TASK TO COMPLETE:
Each record that follows should be repeated exactly, minus any images.

EXTRACTED INFORMATION:
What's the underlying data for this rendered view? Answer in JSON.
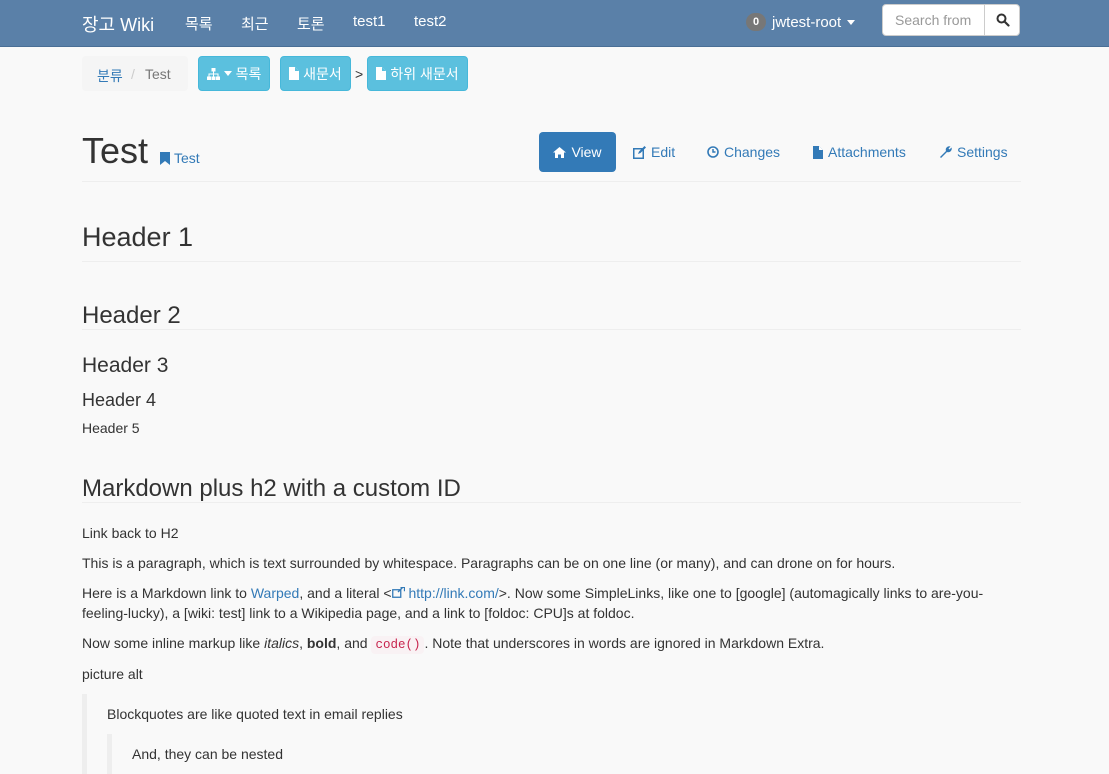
{
  "navbar": {
    "brand": "장고 Wiki",
    "links": [
      "목록",
      "최근",
      "토론",
      "test1",
      "test2"
    ],
    "notifications": "0",
    "user": "jwtest-root",
    "search_placeholder": "Search from here"
  },
  "breadcrumb": {
    "category": "분류",
    "separator": "/",
    "current": "Test",
    "list_button": "목록",
    "new_doc_button": "새문서",
    "arrow": ">",
    "child_doc_button": "하위 새문서"
  },
  "page": {
    "title": "Test",
    "tag": "Test",
    "tabs": [
      "View",
      "Edit",
      "Changes",
      "Attachments",
      "Settings"
    ]
  },
  "content": {
    "h1": "Header 1",
    "h2": "Header 2",
    "h3": "Header 3",
    "h4": "Header 4",
    "h5": "Header 5",
    "h2_custom": "Markdown plus h2 with a custom ID",
    "link_back": "Link back to H2",
    "para1": "This is a paragraph, which is text surrounded by whitespace. Paragraphs can be on one line (or many), and can drone on for hours.",
    "para2_a": "Here is a Markdown link to ",
    "para2_link": "Warped",
    "para2_b": ", and a literal <",
    "para2_url": "http://link.com/",
    "para2_c": ">. Now some SimpleLinks, like one to [google] (automagically links to are-you-feeling-lucky), a [wiki: test] link to a Wikipedia page, and a link to [foldoc: CPU]s at foldoc.",
    "para3_a": "Now some inline markup like ",
    "para3_italic": "italics",
    "para3_b": ", ",
    "para3_bold": "bold",
    "para3_c": ", and ",
    "para3_code": "code()",
    "para3_d": ". Note that underscores in words are ignored in Markdown Extra.",
    "picture_alt": "picture alt",
    "blockquote1": "Blockquotes are like quoted text in email replies",
    "blockquote2": "And, they can be nested"
  },
  "colors": {
    "navbar": "#5a80a8",
    "info_button": "#5bc0de",
    "primary": "#337ab7"
  }
}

PROBLEM SOLUTION:
What's the underlying data for this rendered view? Answer in JSON.
{
  "navbar": {
    "brand": "장고 Wiki",
    "links": [
      "목록",
      "최근",
      "토론",
      "test1",
      "test2"
    ],
    "notifications": "0",
    "user": "jwtest-root",
    "search_placeholder": "Search from here"
  },
  "breadcrumb": {
    "category": "분류",
    "separator": "/",
    "current": "Test",
    "list_button": "목록",
    "new_doc_button": "새문서",
    "arrow": ">",
    "child_doc_button": "하위 새문서"
  },
  "page": {
    "title": "Test",
    "tag": "Test",
    "tabs": [
      "View",
      "Edit",
      "Changes",
      "Attachments",
      "Settings"
    ]
  },
  "content": {
    "h1": "Header 1",
    "h2": "Header 2",
    "h3": "Header 3",
    "h4": "Header 4",
    "h5": "Header 5",
    "h2_custom": "Markdown plus h2 with a custom ID",
    "link_back": "Link back to H2",
    "para1": "This is a paragraph, which is text surrounded by whitespace. Paragraphs can be on one line (or many), and can drone on for hours.",
    "para2_a": "Here is a Markdown link to ",
    "para2_link": "Warped",
    "para2_b": ", and a literal <",
    "para2_url": "http://link.com/",
    "para2_c": ">. Now some SimpleLinks, like one to [google] (automagically links to are-you-feeling-lucky), a [wiki: test] link to a Wikipedia page, and a link to [foldoc: CPU]s at foldoc.",
    "para3_a": "Now some inline markup like ",
    "para3_italic": "italics",
    "para3_b": ", ",
    "para3_bold": "bold",
    "para3_c": ", and ",
    "para3_code": "code()",
    "para3_d": ". Note that underscores in words are ignored in Markdown Extra.",
    "picture_alt": "picture alt",
    "blockquote1": "Blockquotes are like quoted text in email replies",
    "blockquote2": "And, they can be nested"
  },
  "colors": {
    "navbar": "#5a80a8",
    "info_button": "#5bc0de",
    "primary": "#337ab7"
  }
}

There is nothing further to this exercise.